- _AIM OF THE EXERCISE_: Your task is to filter the data below down to the lines holding "optional".

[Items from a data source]
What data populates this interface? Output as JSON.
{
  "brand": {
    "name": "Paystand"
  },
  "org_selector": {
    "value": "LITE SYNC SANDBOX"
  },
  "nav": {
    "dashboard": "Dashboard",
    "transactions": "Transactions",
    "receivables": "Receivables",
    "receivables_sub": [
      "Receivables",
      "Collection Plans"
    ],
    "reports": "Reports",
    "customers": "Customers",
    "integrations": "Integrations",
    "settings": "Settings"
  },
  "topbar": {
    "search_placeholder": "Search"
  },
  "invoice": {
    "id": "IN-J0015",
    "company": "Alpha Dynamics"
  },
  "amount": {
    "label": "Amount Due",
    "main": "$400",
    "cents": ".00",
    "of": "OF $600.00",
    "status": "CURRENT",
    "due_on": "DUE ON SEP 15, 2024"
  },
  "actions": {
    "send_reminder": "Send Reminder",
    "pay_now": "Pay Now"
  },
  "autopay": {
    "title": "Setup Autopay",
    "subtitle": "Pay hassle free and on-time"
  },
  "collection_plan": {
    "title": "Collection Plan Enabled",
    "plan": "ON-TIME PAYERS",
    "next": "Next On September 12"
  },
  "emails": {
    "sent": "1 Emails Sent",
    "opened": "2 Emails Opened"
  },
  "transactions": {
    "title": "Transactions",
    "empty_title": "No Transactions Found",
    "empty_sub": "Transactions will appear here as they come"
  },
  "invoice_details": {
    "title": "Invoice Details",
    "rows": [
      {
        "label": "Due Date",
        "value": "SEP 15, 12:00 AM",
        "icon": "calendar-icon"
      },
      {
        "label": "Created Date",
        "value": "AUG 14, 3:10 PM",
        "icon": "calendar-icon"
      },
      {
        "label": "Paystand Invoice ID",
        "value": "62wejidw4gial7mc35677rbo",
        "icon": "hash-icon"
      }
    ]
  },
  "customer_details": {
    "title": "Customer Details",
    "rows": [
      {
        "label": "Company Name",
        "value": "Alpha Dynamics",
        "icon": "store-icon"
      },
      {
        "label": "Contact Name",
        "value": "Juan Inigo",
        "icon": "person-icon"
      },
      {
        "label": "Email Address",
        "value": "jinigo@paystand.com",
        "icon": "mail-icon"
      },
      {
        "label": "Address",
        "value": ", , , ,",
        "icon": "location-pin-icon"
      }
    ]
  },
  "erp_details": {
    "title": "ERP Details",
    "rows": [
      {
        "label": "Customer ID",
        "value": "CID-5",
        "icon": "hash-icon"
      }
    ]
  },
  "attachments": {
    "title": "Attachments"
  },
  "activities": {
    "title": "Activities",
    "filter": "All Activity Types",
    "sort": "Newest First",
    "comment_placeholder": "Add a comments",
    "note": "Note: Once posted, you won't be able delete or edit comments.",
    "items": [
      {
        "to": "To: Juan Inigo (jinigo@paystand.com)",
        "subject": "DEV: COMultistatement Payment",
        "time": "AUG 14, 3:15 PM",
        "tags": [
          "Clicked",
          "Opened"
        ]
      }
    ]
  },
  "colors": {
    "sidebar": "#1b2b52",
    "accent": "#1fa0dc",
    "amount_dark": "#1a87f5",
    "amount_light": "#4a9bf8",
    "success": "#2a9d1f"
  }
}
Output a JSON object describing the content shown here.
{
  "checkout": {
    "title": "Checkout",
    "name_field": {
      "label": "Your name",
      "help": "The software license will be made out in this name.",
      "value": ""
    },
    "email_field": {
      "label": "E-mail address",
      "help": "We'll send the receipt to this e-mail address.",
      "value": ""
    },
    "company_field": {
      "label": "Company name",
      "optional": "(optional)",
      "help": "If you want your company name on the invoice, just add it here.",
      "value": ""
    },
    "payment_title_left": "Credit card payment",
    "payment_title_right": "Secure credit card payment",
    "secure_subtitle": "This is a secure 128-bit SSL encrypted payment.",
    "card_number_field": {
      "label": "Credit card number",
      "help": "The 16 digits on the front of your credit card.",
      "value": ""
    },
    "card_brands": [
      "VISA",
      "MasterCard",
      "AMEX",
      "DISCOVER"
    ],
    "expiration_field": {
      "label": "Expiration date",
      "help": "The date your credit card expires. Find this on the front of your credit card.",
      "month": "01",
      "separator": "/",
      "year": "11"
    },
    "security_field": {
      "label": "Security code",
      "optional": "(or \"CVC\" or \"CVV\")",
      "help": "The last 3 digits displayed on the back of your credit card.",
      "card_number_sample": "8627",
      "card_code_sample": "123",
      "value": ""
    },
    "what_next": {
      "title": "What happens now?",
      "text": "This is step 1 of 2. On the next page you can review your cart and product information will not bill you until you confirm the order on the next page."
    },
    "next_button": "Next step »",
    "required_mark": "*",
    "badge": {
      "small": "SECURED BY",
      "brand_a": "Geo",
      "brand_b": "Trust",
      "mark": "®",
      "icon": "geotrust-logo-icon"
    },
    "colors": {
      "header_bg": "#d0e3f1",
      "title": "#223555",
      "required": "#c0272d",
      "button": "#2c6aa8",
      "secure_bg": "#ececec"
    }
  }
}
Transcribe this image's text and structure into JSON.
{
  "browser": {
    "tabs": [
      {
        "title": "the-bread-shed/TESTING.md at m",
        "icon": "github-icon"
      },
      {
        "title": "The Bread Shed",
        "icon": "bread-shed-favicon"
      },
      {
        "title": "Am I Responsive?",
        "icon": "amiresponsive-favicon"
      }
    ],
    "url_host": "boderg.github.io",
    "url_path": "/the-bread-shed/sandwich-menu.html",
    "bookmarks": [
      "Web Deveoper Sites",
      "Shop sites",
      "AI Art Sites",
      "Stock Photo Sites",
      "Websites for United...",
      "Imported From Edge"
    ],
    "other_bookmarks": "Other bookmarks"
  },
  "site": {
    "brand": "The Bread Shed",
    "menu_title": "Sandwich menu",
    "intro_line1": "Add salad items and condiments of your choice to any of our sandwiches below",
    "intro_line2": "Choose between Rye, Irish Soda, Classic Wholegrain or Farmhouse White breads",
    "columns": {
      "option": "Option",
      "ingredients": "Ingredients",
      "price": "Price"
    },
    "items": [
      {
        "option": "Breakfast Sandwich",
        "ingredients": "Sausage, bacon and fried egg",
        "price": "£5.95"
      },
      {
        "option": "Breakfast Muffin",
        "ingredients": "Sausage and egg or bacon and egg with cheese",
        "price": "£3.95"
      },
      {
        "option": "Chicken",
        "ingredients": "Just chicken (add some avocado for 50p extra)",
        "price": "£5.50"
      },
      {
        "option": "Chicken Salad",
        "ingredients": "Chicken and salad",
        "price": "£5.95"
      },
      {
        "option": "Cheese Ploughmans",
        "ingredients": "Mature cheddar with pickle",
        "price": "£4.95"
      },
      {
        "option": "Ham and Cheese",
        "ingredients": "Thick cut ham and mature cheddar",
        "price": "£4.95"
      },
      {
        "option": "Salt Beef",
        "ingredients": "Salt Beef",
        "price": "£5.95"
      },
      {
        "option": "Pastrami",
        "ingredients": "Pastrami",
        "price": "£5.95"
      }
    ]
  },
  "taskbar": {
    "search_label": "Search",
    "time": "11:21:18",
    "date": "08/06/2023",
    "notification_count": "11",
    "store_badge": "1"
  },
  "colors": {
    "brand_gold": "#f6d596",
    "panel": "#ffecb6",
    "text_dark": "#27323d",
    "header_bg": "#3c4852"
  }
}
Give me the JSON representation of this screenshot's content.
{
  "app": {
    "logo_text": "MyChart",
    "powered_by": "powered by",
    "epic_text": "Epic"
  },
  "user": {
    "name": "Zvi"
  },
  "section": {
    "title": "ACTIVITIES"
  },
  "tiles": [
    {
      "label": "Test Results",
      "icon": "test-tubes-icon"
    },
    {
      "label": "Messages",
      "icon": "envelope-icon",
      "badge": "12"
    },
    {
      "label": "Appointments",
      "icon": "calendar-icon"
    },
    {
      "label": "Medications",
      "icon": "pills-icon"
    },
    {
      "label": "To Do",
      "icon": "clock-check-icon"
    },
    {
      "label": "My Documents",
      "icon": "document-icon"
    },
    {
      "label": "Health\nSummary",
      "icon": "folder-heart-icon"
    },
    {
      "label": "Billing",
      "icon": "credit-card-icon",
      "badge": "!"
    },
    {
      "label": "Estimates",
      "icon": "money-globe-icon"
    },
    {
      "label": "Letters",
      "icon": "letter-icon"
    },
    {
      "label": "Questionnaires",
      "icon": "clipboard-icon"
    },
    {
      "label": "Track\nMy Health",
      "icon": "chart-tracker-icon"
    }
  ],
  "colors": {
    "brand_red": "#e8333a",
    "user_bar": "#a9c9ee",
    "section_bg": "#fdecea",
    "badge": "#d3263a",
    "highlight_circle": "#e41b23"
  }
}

- _COMPLETED EXERCISE_:
      "optional": "(optional)",
      "optional": "(or \"CVC\" or \"CVV\")",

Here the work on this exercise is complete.